Aim:
List all the lines in these records that hold "Пантелей".

Data entries:
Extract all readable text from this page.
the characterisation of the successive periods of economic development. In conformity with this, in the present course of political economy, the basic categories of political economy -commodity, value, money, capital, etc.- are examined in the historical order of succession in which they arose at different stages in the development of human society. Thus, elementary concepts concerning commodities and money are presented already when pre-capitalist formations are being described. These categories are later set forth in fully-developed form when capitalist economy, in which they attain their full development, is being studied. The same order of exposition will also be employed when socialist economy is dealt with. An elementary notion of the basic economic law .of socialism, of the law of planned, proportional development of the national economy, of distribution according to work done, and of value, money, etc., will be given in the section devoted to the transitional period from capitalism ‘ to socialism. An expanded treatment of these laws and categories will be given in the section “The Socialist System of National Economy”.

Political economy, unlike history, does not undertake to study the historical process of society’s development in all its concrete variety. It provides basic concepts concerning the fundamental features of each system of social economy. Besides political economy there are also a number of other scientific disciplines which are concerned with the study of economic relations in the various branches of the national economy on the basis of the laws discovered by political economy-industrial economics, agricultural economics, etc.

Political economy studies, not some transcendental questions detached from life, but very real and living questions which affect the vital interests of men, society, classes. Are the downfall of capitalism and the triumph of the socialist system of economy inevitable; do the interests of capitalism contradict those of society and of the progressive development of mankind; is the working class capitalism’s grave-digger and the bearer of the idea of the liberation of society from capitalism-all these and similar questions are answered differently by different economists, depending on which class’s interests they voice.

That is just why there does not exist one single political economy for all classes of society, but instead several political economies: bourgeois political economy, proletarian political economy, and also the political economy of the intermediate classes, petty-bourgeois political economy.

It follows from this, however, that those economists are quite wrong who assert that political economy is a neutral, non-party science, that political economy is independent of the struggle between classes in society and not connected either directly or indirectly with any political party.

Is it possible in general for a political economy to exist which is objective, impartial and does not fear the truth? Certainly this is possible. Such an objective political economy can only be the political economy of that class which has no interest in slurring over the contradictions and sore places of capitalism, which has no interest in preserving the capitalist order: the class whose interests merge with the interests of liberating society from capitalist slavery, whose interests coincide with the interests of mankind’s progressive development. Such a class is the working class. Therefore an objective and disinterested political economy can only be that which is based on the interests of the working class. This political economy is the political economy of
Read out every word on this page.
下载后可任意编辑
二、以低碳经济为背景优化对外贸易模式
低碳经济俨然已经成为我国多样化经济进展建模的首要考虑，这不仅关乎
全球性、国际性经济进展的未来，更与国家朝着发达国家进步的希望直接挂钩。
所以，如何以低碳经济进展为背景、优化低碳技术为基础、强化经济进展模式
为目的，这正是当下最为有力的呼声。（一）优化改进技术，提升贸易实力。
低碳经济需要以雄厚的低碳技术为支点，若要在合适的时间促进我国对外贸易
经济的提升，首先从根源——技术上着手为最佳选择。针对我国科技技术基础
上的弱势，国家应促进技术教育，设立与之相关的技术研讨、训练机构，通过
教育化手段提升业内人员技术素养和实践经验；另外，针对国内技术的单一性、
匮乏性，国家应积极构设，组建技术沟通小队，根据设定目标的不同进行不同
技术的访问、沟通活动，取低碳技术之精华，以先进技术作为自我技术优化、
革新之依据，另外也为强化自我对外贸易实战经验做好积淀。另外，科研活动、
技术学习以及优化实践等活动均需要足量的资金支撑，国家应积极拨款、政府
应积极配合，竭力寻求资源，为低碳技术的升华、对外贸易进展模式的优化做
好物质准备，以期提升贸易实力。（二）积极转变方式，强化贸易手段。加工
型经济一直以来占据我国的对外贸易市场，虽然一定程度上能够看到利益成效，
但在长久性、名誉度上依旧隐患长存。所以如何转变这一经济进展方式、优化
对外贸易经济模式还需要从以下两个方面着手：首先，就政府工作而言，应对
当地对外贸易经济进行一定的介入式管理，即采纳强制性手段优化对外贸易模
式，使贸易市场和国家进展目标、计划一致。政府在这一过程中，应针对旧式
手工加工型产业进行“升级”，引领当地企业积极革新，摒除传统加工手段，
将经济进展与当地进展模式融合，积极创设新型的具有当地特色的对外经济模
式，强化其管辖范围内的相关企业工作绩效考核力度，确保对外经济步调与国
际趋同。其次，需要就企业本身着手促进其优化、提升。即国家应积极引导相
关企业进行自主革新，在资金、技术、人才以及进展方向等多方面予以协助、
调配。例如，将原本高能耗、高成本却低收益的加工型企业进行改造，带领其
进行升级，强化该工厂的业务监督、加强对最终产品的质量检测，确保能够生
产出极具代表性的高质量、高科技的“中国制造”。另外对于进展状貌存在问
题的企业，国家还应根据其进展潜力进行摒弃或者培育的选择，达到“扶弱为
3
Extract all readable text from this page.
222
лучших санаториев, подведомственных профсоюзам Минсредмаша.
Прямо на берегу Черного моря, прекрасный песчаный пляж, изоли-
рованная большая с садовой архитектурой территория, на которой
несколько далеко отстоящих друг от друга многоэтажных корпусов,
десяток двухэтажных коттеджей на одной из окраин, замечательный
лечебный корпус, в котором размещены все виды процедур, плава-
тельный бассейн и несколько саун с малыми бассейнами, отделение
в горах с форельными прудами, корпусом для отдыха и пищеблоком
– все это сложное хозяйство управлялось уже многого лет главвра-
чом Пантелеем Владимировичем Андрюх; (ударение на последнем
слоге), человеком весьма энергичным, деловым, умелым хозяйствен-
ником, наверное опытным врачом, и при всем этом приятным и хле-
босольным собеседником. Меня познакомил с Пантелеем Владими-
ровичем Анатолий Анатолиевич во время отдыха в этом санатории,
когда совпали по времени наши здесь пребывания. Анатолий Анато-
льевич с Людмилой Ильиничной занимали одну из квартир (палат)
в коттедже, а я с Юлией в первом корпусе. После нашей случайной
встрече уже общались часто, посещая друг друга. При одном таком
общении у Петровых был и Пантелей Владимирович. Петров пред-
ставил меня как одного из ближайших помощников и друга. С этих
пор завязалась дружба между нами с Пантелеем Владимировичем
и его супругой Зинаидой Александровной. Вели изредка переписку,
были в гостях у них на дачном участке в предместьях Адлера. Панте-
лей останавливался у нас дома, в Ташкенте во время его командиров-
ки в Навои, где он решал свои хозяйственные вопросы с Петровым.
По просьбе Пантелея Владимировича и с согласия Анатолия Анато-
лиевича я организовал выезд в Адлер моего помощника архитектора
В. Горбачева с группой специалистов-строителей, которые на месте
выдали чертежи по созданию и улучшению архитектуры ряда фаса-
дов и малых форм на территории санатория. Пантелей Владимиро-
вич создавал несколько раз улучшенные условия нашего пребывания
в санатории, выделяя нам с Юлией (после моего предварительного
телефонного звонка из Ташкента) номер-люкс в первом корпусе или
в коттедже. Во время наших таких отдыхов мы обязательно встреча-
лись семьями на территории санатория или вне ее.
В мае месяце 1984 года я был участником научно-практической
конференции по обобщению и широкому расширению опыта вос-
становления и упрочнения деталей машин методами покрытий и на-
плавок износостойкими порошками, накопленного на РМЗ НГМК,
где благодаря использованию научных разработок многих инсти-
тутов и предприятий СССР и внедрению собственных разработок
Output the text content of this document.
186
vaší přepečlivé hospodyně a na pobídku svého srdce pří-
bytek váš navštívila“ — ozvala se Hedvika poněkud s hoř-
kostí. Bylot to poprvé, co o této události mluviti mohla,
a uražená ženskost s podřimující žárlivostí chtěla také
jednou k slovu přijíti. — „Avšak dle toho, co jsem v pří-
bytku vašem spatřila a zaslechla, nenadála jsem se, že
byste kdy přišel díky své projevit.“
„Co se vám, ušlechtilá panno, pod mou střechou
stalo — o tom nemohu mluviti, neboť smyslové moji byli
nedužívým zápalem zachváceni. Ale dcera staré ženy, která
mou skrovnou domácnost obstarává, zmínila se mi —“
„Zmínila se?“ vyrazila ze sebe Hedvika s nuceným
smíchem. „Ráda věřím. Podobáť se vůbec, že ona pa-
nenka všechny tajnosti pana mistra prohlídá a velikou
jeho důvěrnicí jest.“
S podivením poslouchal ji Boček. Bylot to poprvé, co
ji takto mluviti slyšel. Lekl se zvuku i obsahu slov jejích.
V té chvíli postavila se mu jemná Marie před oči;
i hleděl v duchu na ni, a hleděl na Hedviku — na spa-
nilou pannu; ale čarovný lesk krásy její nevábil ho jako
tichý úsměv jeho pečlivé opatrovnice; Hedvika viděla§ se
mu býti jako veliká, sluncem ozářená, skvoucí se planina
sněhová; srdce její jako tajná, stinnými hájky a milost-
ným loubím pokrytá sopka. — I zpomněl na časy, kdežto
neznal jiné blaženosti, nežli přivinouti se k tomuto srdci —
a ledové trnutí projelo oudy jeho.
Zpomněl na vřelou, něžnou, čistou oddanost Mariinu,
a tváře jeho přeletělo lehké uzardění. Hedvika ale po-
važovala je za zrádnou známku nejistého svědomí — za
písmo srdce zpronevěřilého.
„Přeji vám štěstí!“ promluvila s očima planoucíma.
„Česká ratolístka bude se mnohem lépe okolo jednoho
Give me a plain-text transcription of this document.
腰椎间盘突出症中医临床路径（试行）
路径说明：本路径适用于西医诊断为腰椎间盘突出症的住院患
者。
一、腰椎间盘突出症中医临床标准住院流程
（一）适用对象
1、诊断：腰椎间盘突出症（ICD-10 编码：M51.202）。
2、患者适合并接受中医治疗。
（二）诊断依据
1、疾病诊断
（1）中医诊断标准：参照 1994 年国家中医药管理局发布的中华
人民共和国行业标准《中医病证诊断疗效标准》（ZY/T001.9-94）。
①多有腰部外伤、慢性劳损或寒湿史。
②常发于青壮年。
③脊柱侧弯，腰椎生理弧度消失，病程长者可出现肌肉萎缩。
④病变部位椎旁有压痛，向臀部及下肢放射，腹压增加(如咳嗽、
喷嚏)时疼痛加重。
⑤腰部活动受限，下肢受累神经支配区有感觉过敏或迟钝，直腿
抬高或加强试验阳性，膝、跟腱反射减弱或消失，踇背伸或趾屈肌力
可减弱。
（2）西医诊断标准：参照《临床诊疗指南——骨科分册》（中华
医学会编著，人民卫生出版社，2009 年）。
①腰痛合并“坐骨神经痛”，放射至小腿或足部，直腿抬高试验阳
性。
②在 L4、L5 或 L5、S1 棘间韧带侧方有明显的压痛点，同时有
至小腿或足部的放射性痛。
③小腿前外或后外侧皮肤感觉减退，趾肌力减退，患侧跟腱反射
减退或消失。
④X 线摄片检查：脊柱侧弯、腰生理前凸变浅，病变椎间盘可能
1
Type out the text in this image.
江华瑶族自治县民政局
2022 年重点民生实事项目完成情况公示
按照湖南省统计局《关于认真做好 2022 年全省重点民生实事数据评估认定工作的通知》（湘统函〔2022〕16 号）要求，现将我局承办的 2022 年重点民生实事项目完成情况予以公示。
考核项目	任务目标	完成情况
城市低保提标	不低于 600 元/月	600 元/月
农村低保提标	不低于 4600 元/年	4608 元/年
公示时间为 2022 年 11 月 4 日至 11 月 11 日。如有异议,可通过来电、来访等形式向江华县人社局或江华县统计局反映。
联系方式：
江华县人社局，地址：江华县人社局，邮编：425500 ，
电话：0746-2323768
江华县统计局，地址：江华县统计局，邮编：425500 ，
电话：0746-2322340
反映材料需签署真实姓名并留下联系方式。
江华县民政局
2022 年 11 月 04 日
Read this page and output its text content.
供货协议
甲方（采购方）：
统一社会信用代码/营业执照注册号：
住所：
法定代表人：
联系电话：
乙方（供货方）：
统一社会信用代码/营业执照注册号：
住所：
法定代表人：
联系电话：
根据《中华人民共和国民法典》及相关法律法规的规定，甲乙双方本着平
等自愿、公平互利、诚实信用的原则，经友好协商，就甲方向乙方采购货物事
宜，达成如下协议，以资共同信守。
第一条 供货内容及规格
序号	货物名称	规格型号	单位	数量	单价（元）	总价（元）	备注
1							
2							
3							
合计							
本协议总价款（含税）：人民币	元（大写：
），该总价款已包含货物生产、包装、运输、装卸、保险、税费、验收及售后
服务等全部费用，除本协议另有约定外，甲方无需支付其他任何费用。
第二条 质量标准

In response:
общении у Петровых был и Пантелей Владимирович. Петров пред-
дов и малых форм на территории санатория. Пантелей Владимиро-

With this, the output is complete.